◆ Exercise aim
Wherever the string "ffffff" appears in the listing, copy that line.

----- Records shown -----

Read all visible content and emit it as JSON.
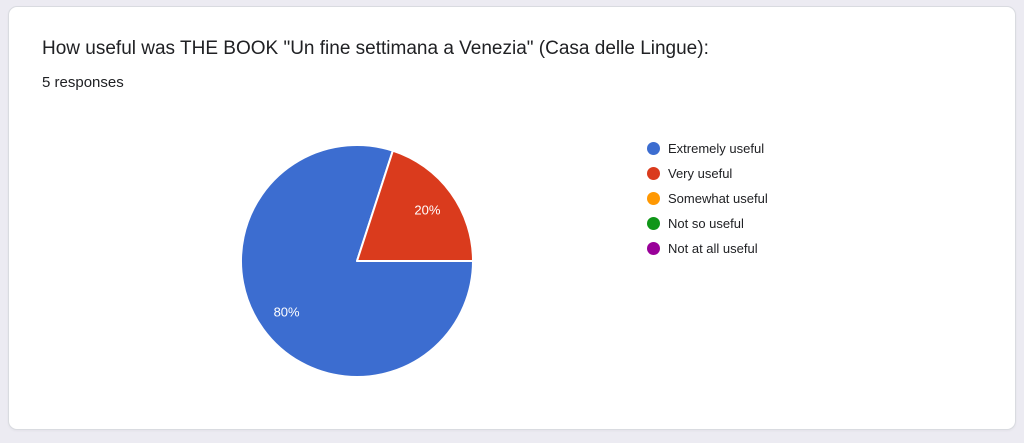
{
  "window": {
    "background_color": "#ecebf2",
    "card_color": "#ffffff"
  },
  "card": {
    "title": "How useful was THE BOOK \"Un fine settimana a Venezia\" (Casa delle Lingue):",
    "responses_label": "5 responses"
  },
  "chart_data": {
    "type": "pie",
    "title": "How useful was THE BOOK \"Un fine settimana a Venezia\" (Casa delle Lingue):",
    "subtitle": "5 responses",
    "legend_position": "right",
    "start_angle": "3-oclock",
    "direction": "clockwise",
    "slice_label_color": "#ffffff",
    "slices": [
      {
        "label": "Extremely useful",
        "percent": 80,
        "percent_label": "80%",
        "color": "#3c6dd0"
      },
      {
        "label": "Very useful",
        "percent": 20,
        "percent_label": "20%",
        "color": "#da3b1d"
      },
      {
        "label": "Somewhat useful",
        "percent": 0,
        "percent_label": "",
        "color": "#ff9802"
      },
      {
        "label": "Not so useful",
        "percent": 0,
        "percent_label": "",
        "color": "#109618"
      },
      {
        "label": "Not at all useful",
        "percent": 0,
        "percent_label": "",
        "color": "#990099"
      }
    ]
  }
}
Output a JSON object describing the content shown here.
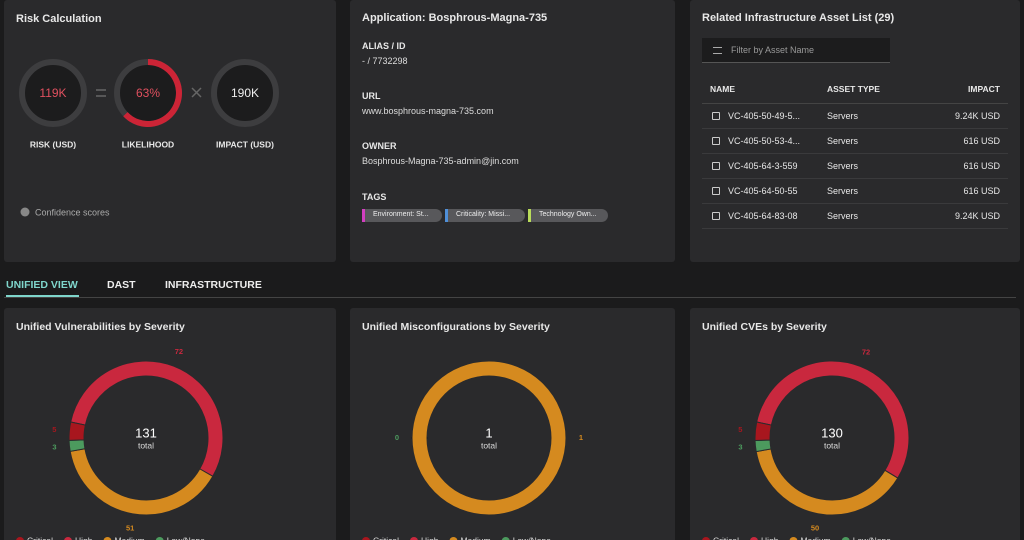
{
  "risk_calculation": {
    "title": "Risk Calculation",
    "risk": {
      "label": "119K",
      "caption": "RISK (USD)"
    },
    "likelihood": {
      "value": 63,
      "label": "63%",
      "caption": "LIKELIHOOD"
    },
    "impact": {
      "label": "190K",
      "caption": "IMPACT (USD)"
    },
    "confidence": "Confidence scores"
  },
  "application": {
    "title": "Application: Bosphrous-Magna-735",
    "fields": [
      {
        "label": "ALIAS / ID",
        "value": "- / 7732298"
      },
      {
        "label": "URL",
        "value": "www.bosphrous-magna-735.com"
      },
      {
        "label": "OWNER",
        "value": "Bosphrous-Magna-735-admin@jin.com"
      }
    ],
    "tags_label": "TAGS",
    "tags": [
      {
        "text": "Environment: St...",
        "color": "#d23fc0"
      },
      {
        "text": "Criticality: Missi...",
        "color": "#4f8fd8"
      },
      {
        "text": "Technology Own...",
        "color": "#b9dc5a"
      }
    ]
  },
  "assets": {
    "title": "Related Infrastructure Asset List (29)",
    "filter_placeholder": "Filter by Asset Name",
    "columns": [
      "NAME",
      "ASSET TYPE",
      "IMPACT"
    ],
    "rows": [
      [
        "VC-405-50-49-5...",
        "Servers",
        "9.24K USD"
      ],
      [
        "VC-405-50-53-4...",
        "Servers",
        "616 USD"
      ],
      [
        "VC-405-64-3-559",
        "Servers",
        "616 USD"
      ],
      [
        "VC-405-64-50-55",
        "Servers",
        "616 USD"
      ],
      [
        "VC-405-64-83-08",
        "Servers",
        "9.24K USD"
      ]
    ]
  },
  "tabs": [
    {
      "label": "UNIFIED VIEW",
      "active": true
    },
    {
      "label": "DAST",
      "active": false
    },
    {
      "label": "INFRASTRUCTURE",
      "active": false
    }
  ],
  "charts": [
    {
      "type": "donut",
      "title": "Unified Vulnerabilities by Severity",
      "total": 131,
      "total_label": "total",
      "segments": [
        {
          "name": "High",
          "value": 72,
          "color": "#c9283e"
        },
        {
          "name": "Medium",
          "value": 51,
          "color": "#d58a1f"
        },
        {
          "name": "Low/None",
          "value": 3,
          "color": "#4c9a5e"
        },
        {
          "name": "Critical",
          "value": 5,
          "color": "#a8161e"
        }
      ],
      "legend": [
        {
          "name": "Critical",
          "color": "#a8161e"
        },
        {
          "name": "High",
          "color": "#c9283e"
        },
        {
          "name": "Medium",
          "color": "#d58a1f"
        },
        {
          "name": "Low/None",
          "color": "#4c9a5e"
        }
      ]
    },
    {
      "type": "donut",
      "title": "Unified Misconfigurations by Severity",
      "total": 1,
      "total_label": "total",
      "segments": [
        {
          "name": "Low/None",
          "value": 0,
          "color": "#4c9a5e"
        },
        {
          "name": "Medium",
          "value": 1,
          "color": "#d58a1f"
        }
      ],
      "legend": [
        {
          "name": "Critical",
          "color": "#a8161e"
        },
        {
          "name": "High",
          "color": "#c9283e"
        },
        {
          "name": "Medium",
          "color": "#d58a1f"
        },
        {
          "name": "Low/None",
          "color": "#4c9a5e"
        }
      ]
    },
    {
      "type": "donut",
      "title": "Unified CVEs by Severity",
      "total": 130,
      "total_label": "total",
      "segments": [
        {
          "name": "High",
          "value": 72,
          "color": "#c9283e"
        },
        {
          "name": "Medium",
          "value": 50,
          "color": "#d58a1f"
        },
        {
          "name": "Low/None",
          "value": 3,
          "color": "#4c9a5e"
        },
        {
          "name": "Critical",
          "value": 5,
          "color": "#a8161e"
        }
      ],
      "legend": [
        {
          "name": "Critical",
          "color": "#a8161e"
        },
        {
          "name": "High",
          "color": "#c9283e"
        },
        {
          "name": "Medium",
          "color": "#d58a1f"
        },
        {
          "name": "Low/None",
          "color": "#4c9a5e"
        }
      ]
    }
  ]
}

-----

◆ Exercise result
    "card_color": "#ffffff"
    "slice_label_color": "#ffffff",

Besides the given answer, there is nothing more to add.